__The problem__. Transcribe the entries below word for word, from their first line through the line containing "more-actions-button[interactable]: ••• [804, 660, 830, 684]", including both of those lines and nothing after them.
--- Start Dataset content ---
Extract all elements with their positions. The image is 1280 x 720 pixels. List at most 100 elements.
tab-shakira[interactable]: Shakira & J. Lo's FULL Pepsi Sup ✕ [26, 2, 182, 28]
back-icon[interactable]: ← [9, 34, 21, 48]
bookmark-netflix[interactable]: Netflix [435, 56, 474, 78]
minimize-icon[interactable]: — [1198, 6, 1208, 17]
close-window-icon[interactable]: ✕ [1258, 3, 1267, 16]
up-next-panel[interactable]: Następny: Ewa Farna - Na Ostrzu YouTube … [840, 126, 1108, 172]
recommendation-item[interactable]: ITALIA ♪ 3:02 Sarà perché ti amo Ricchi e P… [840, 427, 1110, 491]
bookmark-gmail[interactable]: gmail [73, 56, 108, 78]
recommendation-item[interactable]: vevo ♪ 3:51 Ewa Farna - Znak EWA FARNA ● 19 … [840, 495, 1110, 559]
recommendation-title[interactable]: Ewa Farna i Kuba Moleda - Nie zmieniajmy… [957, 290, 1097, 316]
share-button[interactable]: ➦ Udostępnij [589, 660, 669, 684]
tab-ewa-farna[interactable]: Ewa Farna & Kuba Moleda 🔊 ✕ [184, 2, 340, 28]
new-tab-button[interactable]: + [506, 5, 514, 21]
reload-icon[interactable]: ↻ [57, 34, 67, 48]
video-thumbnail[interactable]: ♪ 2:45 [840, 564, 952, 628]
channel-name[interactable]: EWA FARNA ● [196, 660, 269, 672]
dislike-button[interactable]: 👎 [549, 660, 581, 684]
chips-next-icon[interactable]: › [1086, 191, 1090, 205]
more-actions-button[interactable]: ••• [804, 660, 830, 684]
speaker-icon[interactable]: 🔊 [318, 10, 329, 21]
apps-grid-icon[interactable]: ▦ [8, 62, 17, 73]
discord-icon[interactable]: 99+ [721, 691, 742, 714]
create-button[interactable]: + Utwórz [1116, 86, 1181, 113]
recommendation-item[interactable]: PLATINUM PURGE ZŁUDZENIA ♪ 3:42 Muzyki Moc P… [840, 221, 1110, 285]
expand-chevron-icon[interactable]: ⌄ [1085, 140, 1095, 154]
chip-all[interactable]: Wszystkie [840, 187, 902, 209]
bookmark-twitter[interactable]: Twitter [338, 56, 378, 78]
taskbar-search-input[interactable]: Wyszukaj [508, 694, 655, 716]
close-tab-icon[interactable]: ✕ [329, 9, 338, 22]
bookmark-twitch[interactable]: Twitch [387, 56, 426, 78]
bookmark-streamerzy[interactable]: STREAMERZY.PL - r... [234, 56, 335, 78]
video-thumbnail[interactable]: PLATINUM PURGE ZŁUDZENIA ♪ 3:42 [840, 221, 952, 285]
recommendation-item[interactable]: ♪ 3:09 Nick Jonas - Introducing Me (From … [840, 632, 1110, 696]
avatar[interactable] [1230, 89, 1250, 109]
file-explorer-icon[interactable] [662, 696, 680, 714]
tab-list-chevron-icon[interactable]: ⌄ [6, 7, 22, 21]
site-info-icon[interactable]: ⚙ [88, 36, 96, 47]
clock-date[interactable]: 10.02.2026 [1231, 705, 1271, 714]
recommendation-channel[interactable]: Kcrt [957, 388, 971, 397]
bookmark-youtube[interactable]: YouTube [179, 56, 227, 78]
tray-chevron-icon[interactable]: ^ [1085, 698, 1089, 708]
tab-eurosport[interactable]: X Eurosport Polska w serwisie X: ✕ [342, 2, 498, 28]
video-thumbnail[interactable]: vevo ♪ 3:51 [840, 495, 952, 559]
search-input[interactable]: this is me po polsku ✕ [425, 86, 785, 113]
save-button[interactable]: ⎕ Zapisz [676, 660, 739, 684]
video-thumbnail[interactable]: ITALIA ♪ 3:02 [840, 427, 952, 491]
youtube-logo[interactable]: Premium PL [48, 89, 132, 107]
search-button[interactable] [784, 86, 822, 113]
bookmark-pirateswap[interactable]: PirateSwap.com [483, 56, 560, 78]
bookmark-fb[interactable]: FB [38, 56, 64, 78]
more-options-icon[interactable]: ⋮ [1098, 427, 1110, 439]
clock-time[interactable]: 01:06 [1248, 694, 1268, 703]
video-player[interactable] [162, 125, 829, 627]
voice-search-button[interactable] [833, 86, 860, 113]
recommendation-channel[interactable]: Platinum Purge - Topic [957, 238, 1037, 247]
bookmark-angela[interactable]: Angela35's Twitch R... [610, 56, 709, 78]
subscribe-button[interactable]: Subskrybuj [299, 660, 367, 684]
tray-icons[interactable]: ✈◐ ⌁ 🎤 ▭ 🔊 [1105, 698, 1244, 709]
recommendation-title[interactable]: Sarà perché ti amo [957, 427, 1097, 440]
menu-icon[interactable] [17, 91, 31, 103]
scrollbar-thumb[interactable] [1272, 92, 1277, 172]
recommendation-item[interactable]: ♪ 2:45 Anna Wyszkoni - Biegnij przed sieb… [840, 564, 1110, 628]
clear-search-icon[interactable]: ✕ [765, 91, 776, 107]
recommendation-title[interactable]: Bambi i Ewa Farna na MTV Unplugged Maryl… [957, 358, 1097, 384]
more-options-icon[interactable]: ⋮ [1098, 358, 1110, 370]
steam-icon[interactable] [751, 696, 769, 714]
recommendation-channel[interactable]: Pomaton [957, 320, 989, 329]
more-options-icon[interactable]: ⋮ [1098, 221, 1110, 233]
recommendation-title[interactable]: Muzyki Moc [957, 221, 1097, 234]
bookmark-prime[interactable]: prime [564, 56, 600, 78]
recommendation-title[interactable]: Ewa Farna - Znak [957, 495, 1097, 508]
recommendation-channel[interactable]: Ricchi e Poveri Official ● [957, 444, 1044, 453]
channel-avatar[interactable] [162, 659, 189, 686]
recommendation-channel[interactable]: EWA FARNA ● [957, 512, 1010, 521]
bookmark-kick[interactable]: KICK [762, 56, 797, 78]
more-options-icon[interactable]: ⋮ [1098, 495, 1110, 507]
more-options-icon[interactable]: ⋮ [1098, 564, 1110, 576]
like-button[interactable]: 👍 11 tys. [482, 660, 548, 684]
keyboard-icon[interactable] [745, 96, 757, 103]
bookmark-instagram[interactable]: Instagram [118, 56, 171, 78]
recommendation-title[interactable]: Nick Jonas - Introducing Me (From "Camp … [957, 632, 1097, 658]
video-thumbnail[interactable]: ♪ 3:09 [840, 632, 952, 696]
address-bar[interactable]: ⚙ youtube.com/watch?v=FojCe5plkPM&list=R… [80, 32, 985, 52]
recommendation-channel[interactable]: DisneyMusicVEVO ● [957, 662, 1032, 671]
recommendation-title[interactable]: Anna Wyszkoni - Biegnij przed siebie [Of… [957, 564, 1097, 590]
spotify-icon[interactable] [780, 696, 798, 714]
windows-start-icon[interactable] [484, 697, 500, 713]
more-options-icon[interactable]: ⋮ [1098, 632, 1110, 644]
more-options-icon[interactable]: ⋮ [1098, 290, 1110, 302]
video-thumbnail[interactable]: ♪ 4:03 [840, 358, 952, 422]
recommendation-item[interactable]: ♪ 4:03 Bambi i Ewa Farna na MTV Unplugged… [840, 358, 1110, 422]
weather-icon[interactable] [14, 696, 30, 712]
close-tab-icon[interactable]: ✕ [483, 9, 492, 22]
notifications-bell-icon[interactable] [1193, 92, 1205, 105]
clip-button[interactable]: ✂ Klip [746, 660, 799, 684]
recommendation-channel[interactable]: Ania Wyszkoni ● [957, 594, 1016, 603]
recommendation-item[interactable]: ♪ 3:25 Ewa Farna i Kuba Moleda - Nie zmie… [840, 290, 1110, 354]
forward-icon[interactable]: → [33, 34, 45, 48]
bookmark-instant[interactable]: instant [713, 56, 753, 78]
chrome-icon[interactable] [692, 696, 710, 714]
--- End Dataset content ---
__The reply__.
Extract all elements with their positions. The image is 1280 x 720 pixels. List at most 100 elements.
tab-shakira[interactable]: Shakira & J. Lo's FULL Pepsi Sup ✕ [26, 2, 182, 28]
back-icon[interactable]: ← [9, 34, 21, 48]
bookmark-netflix[interactable]: Netflix [435, 56, 474, 78]
minimize-icon[interactable]: — [1198, 6, 1208, 17]
close-window-icon[interactable]: ✕ [1258, 3, 1267, 16]
up-next-panel[interactable]: Następny: Ewa Farna - Na Ostrzu YouTube … [840, 126, 1108, 172]
recommendation-item[interactable]: ITALIA ♪ 3:02 Sarà perché ti amo Ricchi e P… [840, 427, 1110, 491]
bookmark-gmail[interactable]: gmail [73, 56, 108, 78]
recommendation-item[interactable]: vevo ♪ 3:51 Ewa Farna - Znak EWA FARNA ● 19 … [840, 495, 1110, 559]
recommendation-title[interactable]: Ewa Farna i Kuba Moleda - Nie zmieniajmy… [957, 290, 1097, 316]
share-button[interactable]: ➦ Udostępnij [589, 660, 669, 684]
tab-ewa-farna[interactable]: Ewa Farna & Kuba Moleda 🔊 ✕ [184, 2, 340, 28]
new-tab-button[interactable]: + [506, 5, 514, 21]
reload-icon[interactable]: ↻ [57, 34, 67, 48]
video-thumbnail[interactable]: ♪ 2:45 [840, 564, 952, 628]
channel-name[interactable]: EWA FARNA ● [196, 660, 269, 672]
dislike-button[interactable]: 👎 [549, 660, 581, 684]
chips-next-icon[interactable]: › [1086, 191, 1090, 205]
more-actions-button[interactable]: ••• [804, 660, 830, 684]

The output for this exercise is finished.